_REQUIRED TASK:_
Copy out the data exactly, leaving the pictures behind.

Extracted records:
──────────
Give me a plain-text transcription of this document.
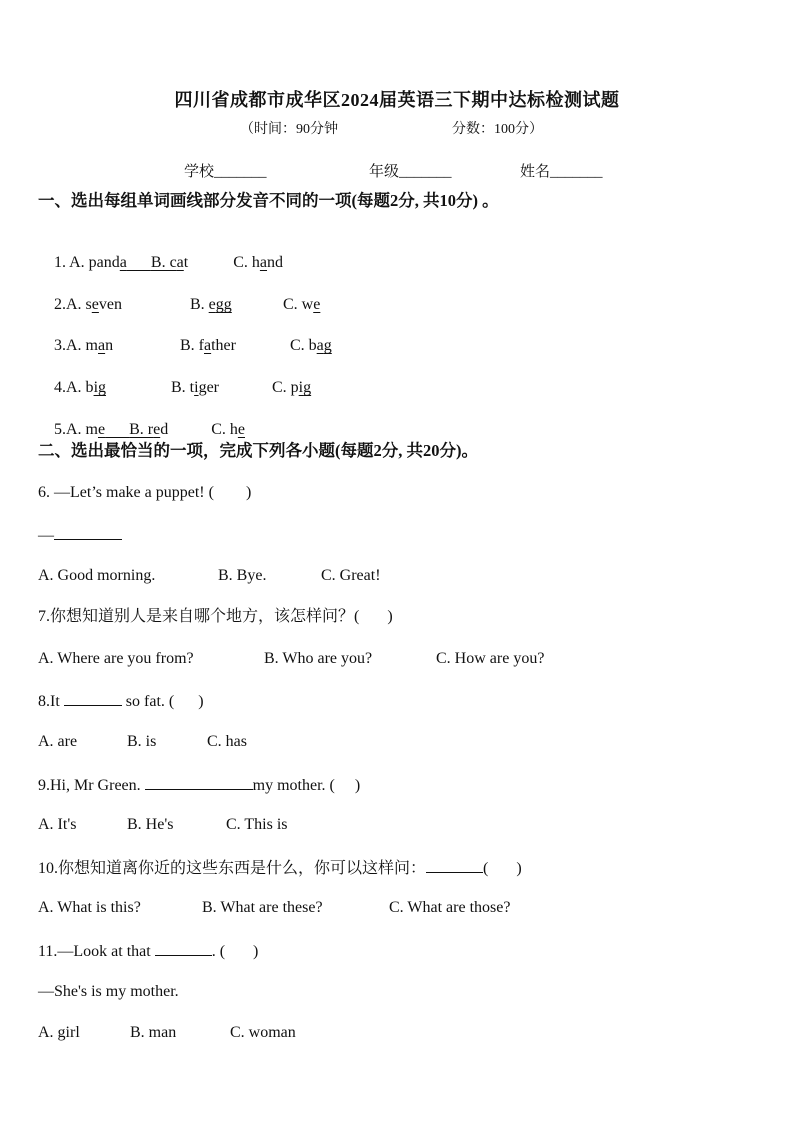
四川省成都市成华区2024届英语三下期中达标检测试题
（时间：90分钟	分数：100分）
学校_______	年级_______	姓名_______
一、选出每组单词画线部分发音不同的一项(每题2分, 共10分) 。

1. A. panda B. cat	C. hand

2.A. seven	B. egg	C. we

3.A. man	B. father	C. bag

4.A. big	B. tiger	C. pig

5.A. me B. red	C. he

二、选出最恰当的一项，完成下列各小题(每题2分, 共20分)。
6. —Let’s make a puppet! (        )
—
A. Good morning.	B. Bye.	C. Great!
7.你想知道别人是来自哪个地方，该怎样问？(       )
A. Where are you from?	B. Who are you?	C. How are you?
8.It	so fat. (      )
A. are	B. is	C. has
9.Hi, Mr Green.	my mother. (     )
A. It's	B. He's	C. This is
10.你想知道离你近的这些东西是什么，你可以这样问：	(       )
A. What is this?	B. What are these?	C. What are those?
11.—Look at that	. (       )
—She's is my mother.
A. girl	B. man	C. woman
──────────
_TASK OUTPUT:_
Give me a plain-text transcription of this document.
四川省成都市成华区2024届英语三下期中达标检测试题
（时间：90分钟	分数：100分）
学校_______	年级_______	姓名_______
一、选出每组单词画线部分发音不同的一项(每题2分, 共10分) 。

1. A. panda B. cat	C. hand

2.A. seven	B. egg	C. we

3.A. man	B. father	C. bag

4.A. big	B. tiger	C. pig

5.A. me B. red	C. he

二、选出最恰当的一项，完成下列各小题(每题2分, 共20分)。
6. —Let’s make a puppet! (        )
—
A. Good morning.	B. Bye.	C. Great!
7.你想知道别人是来自哪个地方，该怎样问？(       )
A. Where are you from?	B. Who are you?	C. How are you?
8.It	so fat. (      )
A. are	B. is	C. has
9.Hi, Mr Green.	my mother. (     )
A. It's	B. He's	C. This is
10.你想知道离你近的这些东西是什么，你可以这样问：	(       )
A. What is this?	B. What are these?	C. What are those?
11.—Look at that	. (       )
—She's is my mother.
A. girl	B. man	C. woman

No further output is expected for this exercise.